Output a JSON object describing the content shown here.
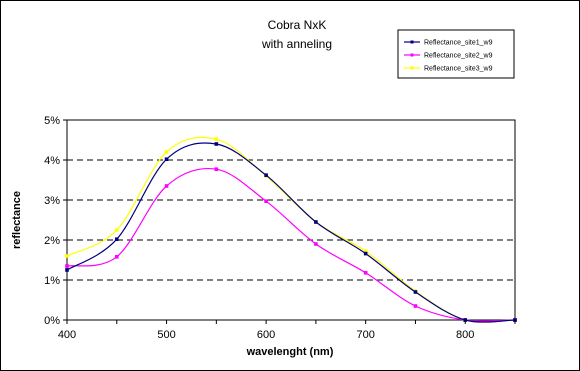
{
  "chart_data": {
    "type": "line",
    "title": "Cobra NxK",
    "subtitle": "with anneling",
    "xlabel": "wavelenght (nm)",
    "ylabel": "reflectance",
    "x": [
      400,
      450,
      500,
      550,
      600,
      650,
      700,
      750,
      800,
      850
    ],
    "xlim": [
      400,
      850
    ],
    "ylim": [
      0,
      0.05
    ],
    "x_ticks": [
      "400",
      "500",
      "600",
      "700",
      "800"
    ],
    "y_ticks": [
      "0%",
      "1%",
      "2%",
      "3%",
      "4%",
      "5%"
    ],
    "grid": "horizontal dashed",
    "legend_position": "top-right",
    "series": [
      {
        "name": "Reflectance_site1_w9",
        "color": "#000080",
        "values": [
          0.0125,
          0.0202,
          0.0402,
          0.044,
          0.0362,
          0.0245,
          0.0166,
          0.007,
          0.0,
          0.0
        ]
      },
      {
        "name": "Reflectance_site2_w9",
        "color": "#FF00FF",
        "values": [
          0.0135,
          0.0158,
          0.0335,
          0.0377,
          0.0297,
          0.019,
          0.0118,
          0.0035,
          0.0,
          0.0
        ]
      },
      {
        "name": "Reflectance_site3_w9",
        "color": "#FFFF00",
        "values": [
          0.016,
          0.0225,
          0.042,
          0.0452,
          0.036,
          0.0245,
          0.0172,
          0.0072,
          0.0,
          0.0
        ]
      }
    ]
  }
}
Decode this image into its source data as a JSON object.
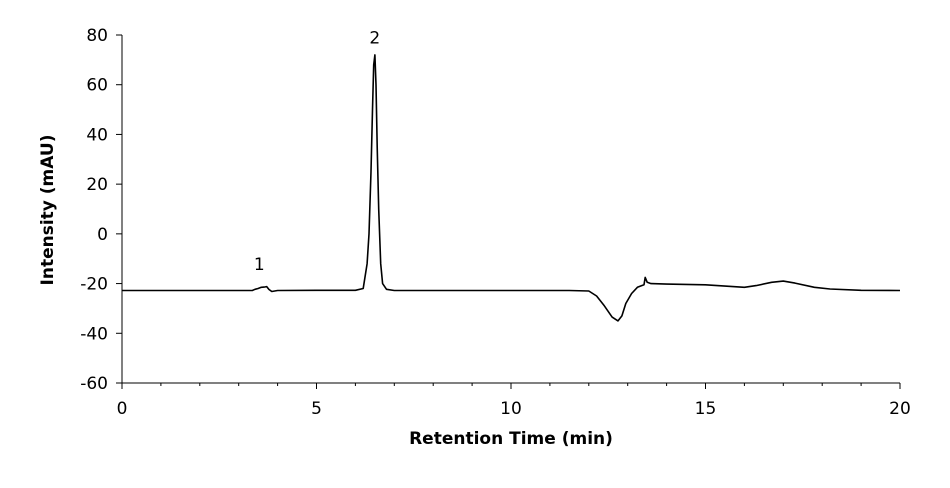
{
  "chart_data": {
    "type": "line",
    "title": "",
    "xlabel": "Retention Time (min)",
    "ylabel": "Intensity (mAU)",
    "xlim": [
      0,
      20
    ],
    "ylim": [
      -60,
      80
    ],
    "xticks": [
      0,
      5,
      10,
      15,
      20
    ],
    "yticks": [
      -60,
      -40,
      -20,
      0,
      20,
      40,
      60,
      80
    ],
    "xtick_labels": [
      "0",
      "5",
      "10",
      "15",
      "20"
    ],
    "ytick_labels": [
      "-60",
      "-40",
      "-20",
      "0",
      "20",
      "40",
      "60",
      "80"
    ],
    "x_minor_step": 1,
    "grid": false,
    "legend": "none",
    "line_color": "#000000",
    "series": [
      {
        "x": [
          0,
          1,
          2,
          3,
          3.35,
          3.42,
          3.5,
          3.58,
          3.65,
          3.72,
          3.78,
          3.85,
          4.0,
          5.0,
          6.0,
          6.2,
          6.3,
          6.35,
          6.4,
          6.44,
          6.47,
          6.5,
          6.53,
          6.56,
          6.6,
          6.65,
          6.7,
          6.8,
          7.0,
          8.0,
          10.0,
          11.5,
          12.0,
          12.2,
          12.4,
          12.6,
          12.75,
          12.85,
          12.95,
          13.1,
          13.25,
          13.42,
          13.45,
          13.5,
          13.6,
          14.0,
          15.0,
          15.5,
          16.0,
          16.3,
          16.7,
          17.0,
          17.3,
          17.8,
          18.2,
          19.0,
          20.0
        ],
        "y": [
          -22.8,
          -22.8,
          -22.8,
          -22.8,
          -22.8,
          -22.3,
          -22.0,
          -21.5,
          -21.4,
          -21.2,
          -22.4,
          -23.2,
          -22.8,
          -22.7,
          -22.7,
          -22.0,
          -12.0,
          0.0,
          25.0,
          50.0,
          68.0,
          72.0,
          60.0,
          35.0,
          10.0,
          -12.0,
          -20.0,
          -22.3,
          -22.8,
          -22.8,
          -22.8,
          -22.8,
          -23.0,
          -25.0,
          -29.0,
          -33.5,
          -35.0,
          -33.0,
          -28.0,
          -24.0,
          -21.5,
          -20.5,
          -17.5,
          -19.5,
          -20.0,
          -20.2,
          -20.5,
          -21.0,
          -21.5,
          -20.8,
          -19.5,
          -19.0,
          -19.8,
          -21.5,
          -22.2,
          -22.7,
          -22.8
        ]
      }
    ],
    "annotations": [
      {
        "text": "1",
        "x": 3.53,
        "y": -14.5
      },
      {
        "text": "2",
        "x": 6.5,
        "y": 76.5
      }
    ]
  }
}
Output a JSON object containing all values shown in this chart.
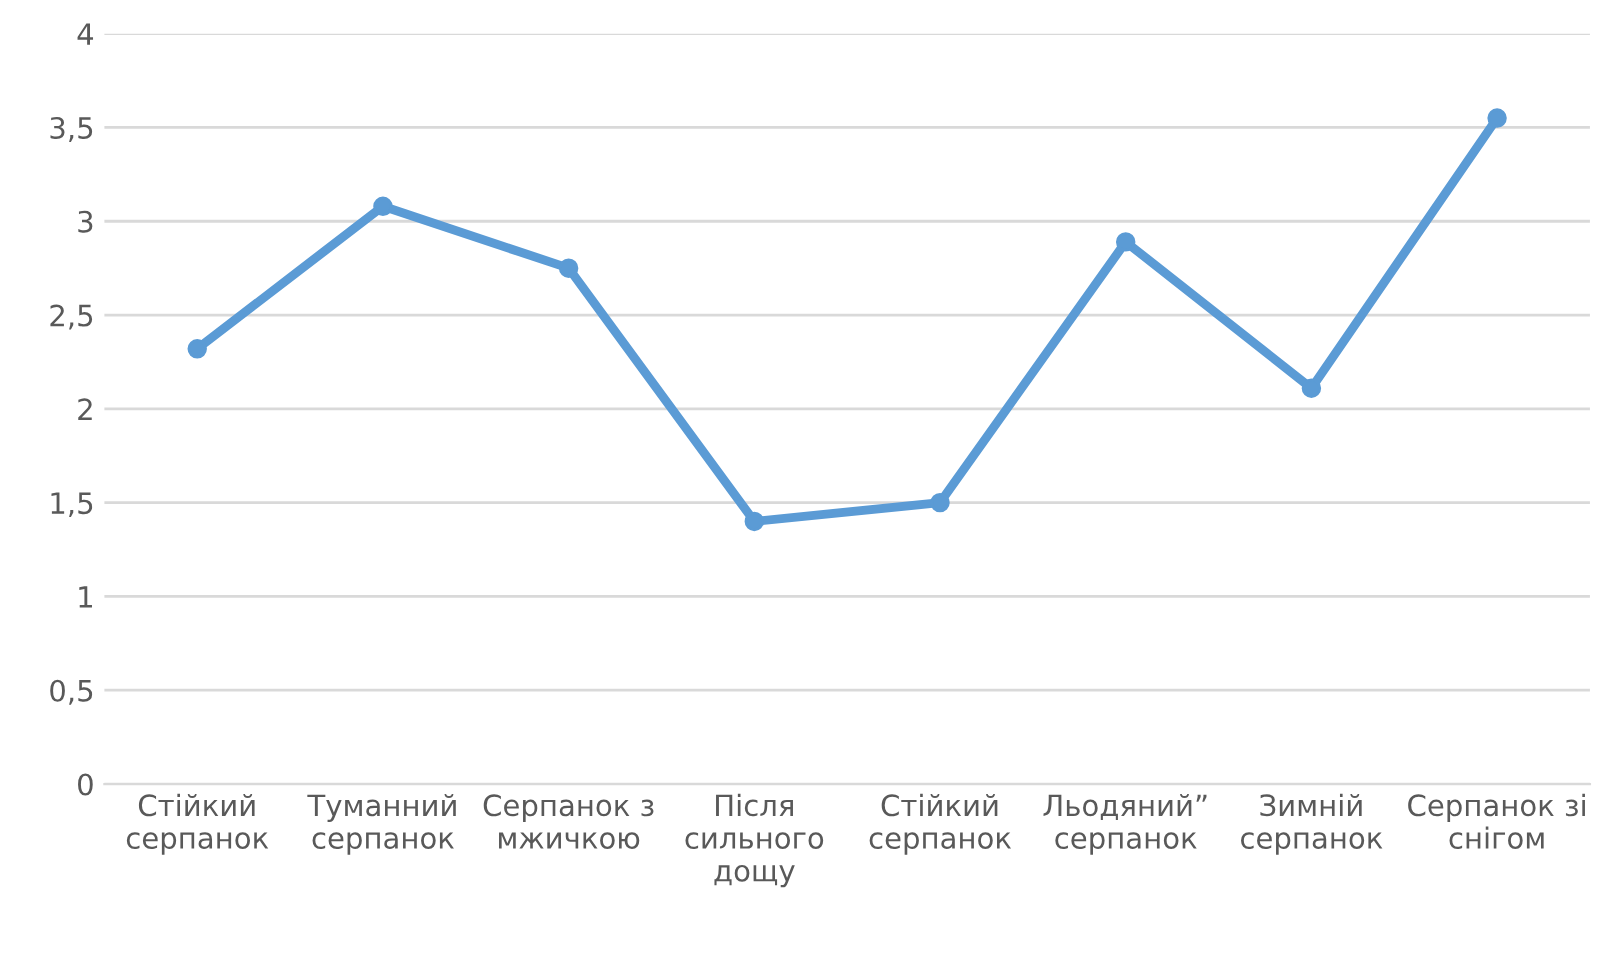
{
  "chart_data": {
    "type": "line",
    "categories": [
      "Стійкий\nсерпанок",
      "Туманний\nсерпанок",
      "Серпанок з\nмжичкою",
      "Після\nсильного\nдощу",
      "Стійкий\nсерпанок",
      "Льодяний”\nсерпанок",
      "Зимній\nсерпанок",
      "Серпанок зі\nснігом"
    ],
    "series": [
      {
        "color": "#5b9bd5",
        "values": [
          2.32,
          3.08,
          2.75,
          1.4,
          1.5,
          2.89,
          2.11,
          3.55
        ]
      }
    ],
    "ylim": [
      0,
      4
    ],
    "yticks": [
      0,
      {
        "value": 0.5,
        "label": "0,5"
      },
      1,
      {
        "value": 1.5,
        "label": "1,5"
      },
      2,
      {
        "value": 2.5,
        "label": "2,5"
      },
      3,
      {
        "value": 3.5,
        "label": "3,5"
      },
      4
    ],
    "grid": "y",
    "marker": "circle",
    "line_style": "solid",
    "legend": false
  }
}
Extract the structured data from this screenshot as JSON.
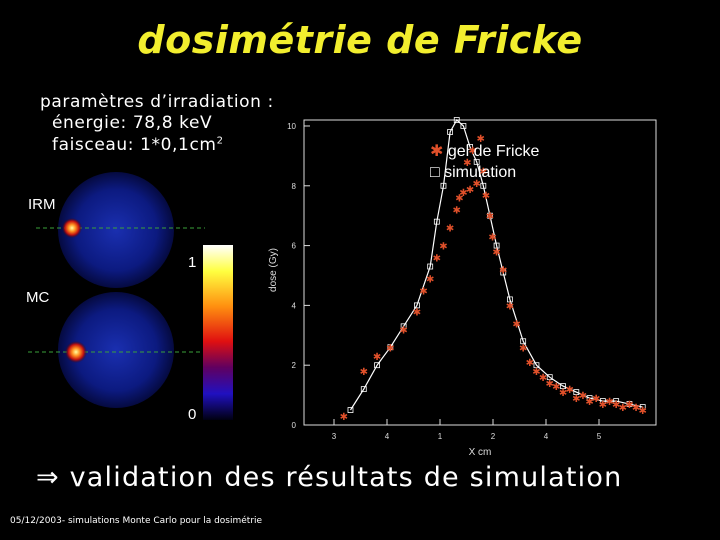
{
  "title": "dosimétrie de Fricke",
  "params": {
    "heading": "paramètres d’irradiation :",
    "energy": "énergie: 78,8 keV",
    "beam_prefix": "faisceau: 1*0,1cm",
    "beam_sup": "2"
  },
  "images": {
    "irm_label": "IRM",
    "mc_label": "MC",
    "scale_max": "1",
    "scale_min": "0"
  },
  "chart_data": {
    "type": "scatter",
    "xlabel": "X cm",
    "ylabel": "dose (Gy)",
    "xlim": [
      2.55,
      5.2
    ],
    "ylim": [
      0,
      10.2
    ],
    "xticks": [
      "3",
      "4",
      "1",
      "2",
      "4",
      "5"
    ],
    "yticks": [
      "0",
      "2",
      "4",
      "6",
      "8",
      "10"
    ],
    "legend_position": "top-right",
    "series": [
      {
        "name": "gel de Fricke",
        "marker": "asterisk",
        "color": "#e0502a",
        "x": [
          2.85,
          3.0,
          3.1,
          3.2,
          3.3,
          3.4,
          3.45,
          3.5,
          3.55,
          3.6,
          3.65,
          3.7,
          3.72,
          3.75,
          3.78,
          3.8,
          3.82,
          3.85,
          3.88,
          3.9,
          3.92,
          3.95,
          3.97,
          4.0,
          4.05,
          4.1,
          4.15,
          4.2,
          4.25,
          4.3,
          4.35,
          4.4,
          4.45,
          4.5,
          4.55,
          4.6,
          4.65,
          4.7,
          4.75,
          4.8,
          4.85,
          4.9,
          4.95,
          5.0,
          5.05,
          5.1
        ],
        "y": [
          0.3,
          1.8,
          2.3,
          2.6,
          3.2,
          3.8,
          4.5,
          4.9,
          5.6,
          6.0,
          6.6,
          7.2,
          7.6,
          7.8,
          8.8,
          7.9,
          9.2,
          8.1,
          9.6,
          8.5,
          7.7,
          7.0,
          6.3,
          5.8,
          5.2,
          4.0,
          3.4,
          2.6,
          2.1,
          1.8,
          1.6,
          1.4,
          1.3,
          1.1,
          1.2,
          0.9,
          1.0,
          0.8,
          0.9,
          0.7,
          0.8,
          0.7,
          0.6,
          0.7,
          0.6,
          0.5
        ]
      },
      {
        "name": "simulation",
        "marker": "square",
        "color": "#ffffff",
        "x": [
          2.9,
          3.0,
          3.1,
          3.2,
          3.3,
          3.4,
          3.5,
          3.55,
          3.6,
          3.65,
          3.7,
          3.75,
          3.8,
          3.85,
          3.9,
          3.95,
          4.0,
          4.05,
          4.1,
          4.2,
          4.3,
          4.4,
          4.5,
          4.6,
          4.7,
          4.8,
          4.9,
          5.0,
          5.1
        ],
        "y": [
          0.5,
          1.2,
          2.0,
          2.6,
          3.3,
          4.0,
          5.3,
          6.8,
          8.0,
          9.8,
          10.2,
          10.0,
          9.3,
          8.8,
          8.0,
          7.0,
          6.0,
          5.1,
          4.2,
          2.8,
          2.0,
          1.6,
          1.3,
          1.1,
          0.9,
          0.8,
          0.8,
          0.7,
          0.6
        ]
      }
    ]
  },
  "conclusion": {
    "arrow": "⇒",
    "text": "validation des résultats de simulation"
  },
  "footer": "05/12/2003- simulations Monte Carlo pour la dosimétrie"
}
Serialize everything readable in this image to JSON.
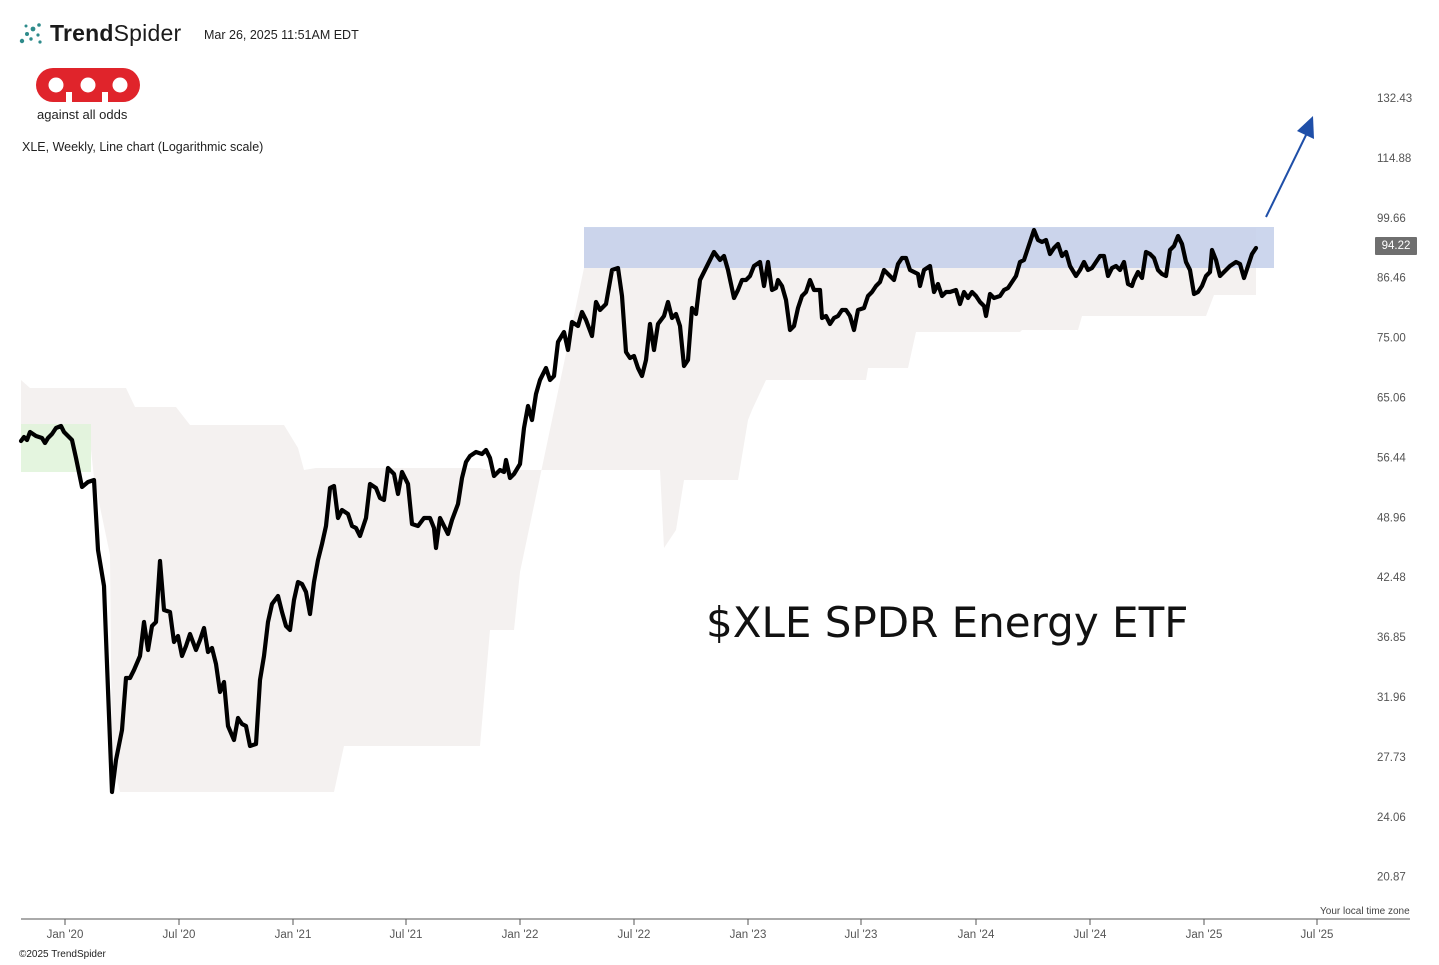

§

Tell how many lines in the material above include the word "ylabel", giving the number only.

# EXERCISE ANSWER:
3